▶ What this task involves
Where a line holds the string "with", return that line.

▶ Rows
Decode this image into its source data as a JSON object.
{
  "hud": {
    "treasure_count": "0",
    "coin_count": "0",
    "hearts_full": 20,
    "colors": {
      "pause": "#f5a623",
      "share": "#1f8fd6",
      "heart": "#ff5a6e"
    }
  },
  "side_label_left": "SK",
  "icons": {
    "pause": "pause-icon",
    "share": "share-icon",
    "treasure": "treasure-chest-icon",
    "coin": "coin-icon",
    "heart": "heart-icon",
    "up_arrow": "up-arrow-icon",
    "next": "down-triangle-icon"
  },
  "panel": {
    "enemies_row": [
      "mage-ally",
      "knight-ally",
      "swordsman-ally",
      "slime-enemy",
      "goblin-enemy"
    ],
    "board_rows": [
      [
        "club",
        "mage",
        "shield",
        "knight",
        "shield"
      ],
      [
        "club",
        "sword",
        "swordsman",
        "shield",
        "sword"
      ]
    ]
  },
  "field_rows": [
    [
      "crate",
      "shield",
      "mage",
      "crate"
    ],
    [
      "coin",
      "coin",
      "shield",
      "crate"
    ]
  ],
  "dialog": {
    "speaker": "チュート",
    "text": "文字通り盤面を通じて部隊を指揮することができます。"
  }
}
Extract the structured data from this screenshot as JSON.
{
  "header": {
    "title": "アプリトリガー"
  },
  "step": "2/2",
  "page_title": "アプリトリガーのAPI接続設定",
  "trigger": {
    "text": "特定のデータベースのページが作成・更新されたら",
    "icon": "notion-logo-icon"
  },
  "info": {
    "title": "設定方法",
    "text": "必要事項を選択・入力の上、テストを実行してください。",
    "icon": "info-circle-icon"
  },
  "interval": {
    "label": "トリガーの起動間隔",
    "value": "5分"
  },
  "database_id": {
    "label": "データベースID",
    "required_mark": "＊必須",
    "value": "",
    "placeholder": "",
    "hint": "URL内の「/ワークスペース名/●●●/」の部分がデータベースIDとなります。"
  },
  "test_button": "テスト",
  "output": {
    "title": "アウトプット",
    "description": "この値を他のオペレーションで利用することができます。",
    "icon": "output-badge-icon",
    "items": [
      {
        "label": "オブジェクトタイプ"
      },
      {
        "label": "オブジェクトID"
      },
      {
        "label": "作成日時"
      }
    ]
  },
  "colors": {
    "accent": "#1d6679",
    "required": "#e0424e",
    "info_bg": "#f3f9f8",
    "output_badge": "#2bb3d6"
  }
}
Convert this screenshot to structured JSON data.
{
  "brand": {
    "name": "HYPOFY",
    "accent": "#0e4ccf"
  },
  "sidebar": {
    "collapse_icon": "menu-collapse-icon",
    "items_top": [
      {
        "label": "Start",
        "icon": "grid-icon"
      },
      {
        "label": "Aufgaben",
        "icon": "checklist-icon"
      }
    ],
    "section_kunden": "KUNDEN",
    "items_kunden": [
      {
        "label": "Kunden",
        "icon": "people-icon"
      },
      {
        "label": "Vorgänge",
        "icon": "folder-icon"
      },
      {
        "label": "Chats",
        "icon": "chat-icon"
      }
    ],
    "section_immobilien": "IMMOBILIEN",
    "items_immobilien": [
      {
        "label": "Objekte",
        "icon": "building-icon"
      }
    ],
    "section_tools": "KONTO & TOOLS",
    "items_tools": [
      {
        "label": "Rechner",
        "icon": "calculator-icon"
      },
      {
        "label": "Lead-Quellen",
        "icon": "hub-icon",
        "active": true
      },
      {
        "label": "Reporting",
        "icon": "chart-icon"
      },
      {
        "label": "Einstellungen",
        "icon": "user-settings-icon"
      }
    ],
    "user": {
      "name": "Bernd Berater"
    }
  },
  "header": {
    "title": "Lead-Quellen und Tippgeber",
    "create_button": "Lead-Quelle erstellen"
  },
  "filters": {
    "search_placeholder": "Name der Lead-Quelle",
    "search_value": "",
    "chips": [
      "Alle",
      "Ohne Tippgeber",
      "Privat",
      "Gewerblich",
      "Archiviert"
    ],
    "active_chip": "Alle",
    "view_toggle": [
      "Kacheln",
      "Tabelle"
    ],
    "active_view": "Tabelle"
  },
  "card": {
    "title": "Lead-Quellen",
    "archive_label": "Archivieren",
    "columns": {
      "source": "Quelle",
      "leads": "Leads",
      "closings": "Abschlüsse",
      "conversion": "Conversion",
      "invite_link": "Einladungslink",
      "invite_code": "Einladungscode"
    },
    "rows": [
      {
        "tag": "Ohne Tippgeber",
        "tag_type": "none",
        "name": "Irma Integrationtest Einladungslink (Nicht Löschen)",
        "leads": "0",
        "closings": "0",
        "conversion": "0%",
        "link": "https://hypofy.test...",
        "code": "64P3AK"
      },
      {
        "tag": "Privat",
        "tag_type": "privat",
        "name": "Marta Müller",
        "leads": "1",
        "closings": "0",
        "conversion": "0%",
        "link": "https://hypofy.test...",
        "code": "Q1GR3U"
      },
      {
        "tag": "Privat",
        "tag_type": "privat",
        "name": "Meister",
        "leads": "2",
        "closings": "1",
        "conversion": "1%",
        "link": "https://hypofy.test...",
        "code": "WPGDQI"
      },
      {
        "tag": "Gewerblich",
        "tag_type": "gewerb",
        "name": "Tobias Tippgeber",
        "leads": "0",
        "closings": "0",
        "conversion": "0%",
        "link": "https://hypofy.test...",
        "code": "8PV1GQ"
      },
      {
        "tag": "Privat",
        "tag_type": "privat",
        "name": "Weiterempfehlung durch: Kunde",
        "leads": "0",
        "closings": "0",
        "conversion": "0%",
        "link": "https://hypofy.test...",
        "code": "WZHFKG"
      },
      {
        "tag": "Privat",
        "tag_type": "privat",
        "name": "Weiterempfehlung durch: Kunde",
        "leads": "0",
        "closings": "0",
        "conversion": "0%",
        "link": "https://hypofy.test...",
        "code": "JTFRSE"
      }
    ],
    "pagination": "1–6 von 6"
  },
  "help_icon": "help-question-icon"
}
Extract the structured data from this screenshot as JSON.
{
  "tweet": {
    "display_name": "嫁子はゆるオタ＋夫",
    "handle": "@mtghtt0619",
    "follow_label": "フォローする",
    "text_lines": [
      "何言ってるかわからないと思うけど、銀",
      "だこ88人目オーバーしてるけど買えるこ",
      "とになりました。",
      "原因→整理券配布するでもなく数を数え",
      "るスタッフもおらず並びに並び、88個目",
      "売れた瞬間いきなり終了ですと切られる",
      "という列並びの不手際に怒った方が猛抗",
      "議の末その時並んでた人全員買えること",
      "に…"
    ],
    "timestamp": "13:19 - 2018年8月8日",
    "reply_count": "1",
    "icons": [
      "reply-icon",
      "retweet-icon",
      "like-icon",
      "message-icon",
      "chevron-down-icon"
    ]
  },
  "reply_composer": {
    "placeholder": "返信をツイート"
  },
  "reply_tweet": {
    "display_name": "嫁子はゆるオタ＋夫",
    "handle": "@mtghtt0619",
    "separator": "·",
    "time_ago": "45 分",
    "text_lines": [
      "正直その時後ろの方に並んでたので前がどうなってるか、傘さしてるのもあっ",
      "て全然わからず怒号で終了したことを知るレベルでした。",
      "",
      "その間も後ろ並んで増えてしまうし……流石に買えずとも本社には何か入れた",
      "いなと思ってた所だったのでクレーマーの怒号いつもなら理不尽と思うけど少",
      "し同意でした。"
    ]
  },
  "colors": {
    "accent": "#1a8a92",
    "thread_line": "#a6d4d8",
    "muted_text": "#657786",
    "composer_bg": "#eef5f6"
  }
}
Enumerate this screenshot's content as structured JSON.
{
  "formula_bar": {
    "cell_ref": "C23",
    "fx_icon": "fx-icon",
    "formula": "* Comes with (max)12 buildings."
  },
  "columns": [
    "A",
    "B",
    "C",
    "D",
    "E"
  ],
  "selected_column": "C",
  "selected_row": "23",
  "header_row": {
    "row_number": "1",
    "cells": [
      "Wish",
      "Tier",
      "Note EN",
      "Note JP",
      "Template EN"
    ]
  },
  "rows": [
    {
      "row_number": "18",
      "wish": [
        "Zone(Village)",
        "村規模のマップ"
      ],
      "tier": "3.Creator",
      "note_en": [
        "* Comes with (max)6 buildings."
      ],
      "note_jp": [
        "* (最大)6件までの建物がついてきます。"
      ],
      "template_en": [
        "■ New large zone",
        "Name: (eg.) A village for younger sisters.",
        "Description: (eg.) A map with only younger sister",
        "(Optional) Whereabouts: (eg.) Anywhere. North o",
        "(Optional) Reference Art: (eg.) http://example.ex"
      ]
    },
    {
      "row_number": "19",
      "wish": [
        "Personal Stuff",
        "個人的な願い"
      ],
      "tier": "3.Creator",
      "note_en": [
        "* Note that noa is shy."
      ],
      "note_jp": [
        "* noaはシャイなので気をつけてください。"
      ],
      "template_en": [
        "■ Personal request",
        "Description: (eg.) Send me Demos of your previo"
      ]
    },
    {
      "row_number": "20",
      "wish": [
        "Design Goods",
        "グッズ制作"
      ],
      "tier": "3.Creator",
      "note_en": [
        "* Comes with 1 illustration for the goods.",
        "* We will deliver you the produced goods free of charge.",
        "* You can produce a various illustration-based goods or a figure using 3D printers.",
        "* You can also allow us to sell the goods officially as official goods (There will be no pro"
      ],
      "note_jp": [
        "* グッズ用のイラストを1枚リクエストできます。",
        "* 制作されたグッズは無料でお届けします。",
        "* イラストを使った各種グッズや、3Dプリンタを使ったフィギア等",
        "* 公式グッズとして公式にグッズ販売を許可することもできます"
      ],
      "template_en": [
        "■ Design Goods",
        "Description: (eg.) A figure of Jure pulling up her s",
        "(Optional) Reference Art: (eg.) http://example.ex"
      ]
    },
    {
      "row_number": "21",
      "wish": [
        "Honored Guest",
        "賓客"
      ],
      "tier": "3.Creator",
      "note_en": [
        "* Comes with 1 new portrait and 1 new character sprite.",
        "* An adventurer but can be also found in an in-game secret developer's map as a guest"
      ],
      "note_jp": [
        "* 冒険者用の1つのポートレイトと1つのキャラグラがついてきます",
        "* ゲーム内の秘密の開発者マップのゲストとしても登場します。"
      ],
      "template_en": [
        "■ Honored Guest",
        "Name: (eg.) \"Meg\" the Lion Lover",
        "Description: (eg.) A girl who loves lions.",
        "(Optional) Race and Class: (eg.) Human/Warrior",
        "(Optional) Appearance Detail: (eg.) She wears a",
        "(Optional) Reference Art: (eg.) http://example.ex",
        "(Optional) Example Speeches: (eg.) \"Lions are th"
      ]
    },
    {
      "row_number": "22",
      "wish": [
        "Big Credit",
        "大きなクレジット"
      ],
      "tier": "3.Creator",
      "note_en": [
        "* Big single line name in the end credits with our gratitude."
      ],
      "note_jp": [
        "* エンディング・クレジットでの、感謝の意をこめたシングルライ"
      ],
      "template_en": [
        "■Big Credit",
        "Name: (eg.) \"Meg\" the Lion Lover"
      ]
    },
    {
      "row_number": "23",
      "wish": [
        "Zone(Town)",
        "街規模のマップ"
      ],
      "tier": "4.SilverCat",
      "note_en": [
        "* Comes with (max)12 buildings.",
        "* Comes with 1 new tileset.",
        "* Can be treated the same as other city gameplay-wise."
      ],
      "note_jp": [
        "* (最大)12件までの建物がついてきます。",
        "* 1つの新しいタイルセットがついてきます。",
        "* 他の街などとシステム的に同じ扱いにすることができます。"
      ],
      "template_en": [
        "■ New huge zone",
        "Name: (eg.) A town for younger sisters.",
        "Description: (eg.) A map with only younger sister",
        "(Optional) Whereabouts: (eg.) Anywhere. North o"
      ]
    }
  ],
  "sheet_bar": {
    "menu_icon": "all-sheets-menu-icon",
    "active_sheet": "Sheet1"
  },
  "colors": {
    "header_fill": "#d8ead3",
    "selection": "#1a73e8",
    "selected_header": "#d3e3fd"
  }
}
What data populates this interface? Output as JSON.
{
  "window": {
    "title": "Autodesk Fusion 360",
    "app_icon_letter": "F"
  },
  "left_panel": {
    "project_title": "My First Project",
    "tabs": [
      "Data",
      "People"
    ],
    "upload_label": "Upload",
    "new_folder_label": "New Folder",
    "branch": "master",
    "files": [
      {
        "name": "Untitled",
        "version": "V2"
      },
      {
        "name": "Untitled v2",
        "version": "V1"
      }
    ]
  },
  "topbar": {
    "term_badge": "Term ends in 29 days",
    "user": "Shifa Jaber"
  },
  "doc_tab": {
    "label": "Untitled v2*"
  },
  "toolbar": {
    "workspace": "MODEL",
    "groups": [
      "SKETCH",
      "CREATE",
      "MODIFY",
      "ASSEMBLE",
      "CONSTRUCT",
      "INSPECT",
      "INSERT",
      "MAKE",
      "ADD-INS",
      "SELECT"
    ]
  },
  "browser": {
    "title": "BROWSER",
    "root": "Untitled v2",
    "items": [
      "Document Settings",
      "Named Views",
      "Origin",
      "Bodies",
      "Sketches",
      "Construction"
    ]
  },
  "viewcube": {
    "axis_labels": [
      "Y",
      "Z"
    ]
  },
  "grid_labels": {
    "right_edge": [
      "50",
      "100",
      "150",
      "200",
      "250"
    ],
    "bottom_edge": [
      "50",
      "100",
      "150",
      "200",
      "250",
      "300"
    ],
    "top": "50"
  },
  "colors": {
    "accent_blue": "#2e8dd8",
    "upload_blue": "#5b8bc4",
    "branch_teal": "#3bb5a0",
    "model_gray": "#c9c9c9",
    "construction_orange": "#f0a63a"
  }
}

▶ Completed task
    "formula": "* Comes with (max)12 buildings."
        "* Comes with (max)6 buildings."
        "Description: (eg.) A map with only younger sister",
        "* Comes with 1 illustration for the goods.",
        "* Comes with 1 new portrait and 1 new character sprite.",
        "* Big single line name in the end credits with our gratitude."
        "* Comes with (max)12 buildings.",
        "* Comes with 1 new tileset.",
        "Description: (eg.) A map with only younger sister",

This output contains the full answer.